>> BEGIN
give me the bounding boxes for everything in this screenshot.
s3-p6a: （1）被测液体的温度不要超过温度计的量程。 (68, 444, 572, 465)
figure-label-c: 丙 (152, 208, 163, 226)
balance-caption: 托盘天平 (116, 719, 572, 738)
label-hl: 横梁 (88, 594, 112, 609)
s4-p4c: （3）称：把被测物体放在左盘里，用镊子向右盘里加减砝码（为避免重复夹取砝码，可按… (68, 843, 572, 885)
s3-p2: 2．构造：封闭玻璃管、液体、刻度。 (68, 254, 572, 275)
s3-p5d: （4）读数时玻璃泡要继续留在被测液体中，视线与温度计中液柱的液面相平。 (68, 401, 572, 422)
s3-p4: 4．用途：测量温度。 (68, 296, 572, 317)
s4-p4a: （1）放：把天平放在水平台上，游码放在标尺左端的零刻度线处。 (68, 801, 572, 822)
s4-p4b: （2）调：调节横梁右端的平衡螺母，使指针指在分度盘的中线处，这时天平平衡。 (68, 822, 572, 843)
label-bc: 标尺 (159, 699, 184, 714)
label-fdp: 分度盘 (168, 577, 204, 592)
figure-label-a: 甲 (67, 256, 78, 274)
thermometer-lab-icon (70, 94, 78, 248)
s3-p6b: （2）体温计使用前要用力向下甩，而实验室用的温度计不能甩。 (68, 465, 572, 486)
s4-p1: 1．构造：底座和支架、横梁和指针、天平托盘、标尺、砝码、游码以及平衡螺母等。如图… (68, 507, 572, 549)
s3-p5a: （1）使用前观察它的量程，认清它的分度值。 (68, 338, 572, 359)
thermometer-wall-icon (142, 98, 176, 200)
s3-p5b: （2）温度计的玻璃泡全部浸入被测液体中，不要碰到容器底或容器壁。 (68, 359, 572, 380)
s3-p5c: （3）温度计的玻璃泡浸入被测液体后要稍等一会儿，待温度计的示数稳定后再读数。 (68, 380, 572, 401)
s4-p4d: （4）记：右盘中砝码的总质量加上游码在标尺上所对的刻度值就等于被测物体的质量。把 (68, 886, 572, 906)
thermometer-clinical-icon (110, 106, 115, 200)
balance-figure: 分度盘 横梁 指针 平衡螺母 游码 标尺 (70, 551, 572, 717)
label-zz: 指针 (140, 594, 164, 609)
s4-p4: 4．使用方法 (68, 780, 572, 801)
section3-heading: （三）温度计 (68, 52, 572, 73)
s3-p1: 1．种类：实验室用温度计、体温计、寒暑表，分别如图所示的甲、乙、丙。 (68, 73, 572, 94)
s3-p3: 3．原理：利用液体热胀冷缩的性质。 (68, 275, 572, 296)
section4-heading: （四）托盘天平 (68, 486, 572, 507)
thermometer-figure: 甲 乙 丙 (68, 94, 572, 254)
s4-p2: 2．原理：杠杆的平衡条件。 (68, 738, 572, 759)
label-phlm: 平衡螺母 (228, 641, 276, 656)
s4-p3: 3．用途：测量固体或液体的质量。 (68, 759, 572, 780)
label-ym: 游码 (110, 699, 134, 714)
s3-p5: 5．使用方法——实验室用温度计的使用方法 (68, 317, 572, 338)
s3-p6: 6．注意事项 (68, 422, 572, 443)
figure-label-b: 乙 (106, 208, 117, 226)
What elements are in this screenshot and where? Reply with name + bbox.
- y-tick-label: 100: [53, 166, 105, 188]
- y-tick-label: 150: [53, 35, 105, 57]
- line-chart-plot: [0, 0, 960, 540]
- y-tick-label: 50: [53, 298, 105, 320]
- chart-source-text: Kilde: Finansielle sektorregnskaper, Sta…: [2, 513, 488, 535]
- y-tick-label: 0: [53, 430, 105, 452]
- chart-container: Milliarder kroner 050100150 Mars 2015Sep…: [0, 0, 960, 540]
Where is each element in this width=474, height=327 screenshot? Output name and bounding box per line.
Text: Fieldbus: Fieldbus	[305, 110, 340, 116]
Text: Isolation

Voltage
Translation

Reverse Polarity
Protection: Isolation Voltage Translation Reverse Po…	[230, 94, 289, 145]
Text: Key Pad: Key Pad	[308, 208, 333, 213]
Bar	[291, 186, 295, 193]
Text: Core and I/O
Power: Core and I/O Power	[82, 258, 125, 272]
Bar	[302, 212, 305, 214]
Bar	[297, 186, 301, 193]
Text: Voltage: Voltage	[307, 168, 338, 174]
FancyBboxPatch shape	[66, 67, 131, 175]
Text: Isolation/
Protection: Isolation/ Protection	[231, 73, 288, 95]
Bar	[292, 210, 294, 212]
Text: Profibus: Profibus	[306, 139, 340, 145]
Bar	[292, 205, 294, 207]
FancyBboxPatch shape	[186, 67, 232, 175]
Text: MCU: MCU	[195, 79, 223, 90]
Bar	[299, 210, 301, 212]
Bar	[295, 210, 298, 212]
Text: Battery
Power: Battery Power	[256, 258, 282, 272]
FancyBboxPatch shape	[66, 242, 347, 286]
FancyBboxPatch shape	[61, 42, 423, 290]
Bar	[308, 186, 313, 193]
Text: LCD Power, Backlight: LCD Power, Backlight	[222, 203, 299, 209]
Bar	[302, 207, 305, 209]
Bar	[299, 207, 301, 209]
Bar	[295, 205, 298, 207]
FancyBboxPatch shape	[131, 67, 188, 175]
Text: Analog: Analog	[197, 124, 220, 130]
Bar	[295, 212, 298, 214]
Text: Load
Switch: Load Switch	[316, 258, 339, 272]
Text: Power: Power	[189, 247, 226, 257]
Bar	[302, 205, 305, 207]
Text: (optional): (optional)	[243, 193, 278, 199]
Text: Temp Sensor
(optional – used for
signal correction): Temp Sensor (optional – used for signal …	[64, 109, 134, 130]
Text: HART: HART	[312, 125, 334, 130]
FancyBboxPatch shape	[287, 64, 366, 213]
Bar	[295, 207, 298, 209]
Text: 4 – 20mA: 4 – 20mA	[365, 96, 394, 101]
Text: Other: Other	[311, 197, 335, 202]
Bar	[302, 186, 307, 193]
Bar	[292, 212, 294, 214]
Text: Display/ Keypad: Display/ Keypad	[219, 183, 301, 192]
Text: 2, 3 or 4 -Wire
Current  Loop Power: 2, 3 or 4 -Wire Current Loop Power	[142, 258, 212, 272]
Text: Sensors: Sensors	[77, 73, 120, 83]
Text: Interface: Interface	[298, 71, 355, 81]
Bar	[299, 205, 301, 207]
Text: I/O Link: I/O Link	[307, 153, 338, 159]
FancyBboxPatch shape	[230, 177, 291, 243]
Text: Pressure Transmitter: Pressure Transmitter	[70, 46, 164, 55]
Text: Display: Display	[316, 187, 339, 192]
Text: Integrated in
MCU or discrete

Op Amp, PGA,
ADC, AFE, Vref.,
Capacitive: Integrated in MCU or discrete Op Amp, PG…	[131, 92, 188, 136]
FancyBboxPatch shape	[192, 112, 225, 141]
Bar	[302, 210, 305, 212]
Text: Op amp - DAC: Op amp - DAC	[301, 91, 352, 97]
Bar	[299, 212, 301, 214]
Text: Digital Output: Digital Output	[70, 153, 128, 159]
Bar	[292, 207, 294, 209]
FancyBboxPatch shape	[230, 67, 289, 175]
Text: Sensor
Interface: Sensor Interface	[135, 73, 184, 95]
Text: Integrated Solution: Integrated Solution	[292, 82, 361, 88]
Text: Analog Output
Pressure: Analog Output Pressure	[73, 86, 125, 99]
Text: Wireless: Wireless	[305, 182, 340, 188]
>> END
= Goal =
Identify every line in the items above that contains the string "Reverse", and copy each of those lines in full. Case counts.

= Written response =
Reverse Polarity
Protection: Isolation Voltage Translation Reverse Po…	[230, 94, 289, 145]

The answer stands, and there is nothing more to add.